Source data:
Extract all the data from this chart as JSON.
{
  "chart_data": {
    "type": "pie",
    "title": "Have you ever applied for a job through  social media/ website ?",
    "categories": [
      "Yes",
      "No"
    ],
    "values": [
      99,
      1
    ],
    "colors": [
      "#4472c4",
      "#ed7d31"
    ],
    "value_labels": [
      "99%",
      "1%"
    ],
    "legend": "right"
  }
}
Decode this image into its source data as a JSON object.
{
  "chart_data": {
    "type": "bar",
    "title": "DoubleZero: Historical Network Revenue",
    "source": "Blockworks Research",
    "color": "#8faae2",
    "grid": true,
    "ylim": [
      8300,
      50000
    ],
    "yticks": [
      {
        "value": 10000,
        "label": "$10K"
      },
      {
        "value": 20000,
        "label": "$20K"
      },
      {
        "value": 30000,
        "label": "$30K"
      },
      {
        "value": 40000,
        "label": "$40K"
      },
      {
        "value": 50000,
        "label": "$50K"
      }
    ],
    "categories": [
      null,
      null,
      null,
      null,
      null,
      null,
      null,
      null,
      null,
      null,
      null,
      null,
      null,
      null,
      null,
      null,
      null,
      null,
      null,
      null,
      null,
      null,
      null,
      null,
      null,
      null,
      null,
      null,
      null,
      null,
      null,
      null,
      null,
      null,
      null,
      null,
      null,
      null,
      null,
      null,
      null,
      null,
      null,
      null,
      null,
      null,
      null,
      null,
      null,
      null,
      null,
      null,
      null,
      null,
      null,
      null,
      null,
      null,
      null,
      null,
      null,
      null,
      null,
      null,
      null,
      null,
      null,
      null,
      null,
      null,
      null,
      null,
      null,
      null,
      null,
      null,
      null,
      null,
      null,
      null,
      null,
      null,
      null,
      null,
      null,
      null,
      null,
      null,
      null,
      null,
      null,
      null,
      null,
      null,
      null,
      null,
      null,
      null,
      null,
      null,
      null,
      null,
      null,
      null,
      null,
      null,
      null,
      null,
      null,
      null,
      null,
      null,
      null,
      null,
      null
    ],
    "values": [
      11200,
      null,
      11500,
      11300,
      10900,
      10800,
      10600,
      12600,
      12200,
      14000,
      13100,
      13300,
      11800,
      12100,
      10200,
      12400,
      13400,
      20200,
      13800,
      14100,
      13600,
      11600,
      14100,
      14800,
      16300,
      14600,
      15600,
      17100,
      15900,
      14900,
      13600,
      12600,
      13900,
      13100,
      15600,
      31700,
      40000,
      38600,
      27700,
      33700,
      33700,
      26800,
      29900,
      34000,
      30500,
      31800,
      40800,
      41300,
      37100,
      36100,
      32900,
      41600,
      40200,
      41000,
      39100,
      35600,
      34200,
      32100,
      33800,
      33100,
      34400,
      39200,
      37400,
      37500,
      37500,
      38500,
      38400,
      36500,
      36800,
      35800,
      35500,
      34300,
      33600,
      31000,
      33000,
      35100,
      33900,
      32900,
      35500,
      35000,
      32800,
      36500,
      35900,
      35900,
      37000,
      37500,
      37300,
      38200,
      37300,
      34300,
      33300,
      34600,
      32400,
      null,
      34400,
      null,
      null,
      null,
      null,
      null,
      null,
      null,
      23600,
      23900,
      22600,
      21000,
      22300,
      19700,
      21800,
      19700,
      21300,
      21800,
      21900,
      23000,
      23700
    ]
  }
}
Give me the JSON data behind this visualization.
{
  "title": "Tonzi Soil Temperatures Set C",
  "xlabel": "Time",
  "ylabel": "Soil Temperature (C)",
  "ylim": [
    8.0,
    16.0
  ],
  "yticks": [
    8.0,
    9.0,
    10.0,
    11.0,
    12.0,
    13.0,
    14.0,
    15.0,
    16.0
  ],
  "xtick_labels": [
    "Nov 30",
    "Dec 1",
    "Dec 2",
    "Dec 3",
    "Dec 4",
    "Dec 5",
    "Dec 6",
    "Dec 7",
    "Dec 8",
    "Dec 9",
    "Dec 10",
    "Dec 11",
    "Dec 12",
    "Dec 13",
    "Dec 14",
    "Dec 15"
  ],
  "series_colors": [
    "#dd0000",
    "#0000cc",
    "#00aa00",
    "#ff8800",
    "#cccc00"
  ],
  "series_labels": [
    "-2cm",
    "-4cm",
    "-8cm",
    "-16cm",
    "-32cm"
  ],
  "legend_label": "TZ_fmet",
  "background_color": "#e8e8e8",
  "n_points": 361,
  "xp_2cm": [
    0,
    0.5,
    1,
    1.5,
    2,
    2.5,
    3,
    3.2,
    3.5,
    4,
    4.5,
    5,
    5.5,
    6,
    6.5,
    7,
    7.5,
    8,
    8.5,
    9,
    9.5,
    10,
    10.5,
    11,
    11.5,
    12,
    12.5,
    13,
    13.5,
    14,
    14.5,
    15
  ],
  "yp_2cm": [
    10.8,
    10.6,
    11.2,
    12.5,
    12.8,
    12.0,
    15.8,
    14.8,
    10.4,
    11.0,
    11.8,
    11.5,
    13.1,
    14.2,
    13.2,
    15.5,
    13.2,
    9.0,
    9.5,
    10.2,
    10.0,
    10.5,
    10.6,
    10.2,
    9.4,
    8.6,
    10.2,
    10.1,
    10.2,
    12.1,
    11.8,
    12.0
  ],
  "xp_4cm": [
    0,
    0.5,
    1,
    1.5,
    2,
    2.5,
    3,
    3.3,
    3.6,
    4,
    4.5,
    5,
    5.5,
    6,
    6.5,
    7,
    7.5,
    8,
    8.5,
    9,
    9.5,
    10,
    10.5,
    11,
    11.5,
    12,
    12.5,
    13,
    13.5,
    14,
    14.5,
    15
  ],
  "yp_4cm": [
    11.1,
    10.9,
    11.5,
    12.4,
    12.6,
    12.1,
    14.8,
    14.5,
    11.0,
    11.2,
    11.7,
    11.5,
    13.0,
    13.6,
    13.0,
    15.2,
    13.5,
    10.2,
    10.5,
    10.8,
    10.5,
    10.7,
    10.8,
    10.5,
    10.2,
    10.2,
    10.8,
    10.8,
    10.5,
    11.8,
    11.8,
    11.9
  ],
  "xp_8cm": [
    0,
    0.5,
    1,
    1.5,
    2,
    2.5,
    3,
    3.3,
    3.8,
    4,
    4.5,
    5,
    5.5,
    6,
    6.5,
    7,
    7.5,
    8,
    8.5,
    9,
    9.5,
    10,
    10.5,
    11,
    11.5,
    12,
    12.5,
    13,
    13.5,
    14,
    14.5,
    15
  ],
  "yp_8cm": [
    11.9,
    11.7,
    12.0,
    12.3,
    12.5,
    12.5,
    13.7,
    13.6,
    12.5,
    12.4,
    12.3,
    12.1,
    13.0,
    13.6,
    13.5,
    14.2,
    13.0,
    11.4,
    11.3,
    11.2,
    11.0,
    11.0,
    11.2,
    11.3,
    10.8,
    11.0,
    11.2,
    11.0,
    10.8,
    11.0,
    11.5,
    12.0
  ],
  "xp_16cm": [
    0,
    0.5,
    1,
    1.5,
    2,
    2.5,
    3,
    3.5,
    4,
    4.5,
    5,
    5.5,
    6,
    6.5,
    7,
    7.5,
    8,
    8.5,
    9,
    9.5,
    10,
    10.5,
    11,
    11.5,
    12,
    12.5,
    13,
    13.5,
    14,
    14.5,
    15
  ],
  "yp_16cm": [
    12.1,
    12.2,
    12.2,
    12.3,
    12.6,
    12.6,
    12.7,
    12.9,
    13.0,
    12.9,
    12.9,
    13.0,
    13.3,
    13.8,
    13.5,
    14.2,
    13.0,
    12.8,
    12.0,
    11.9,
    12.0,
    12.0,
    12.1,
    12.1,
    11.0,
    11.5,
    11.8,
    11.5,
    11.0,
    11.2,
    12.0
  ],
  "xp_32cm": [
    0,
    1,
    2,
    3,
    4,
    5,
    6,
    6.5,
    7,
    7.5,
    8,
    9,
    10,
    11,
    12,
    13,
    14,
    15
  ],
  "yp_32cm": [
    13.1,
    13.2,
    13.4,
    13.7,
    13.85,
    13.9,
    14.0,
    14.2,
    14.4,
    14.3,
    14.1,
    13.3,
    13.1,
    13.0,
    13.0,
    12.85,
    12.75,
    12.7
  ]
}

**OBJECTIVE**
Where does the word "this" appear? Return each line that holds it.

**EXERCISE SOLUTION**
Extract all the data from this chart as JSON.
Decode this image into its source data as a JSON object.
Give me the JSON data behind this visualization.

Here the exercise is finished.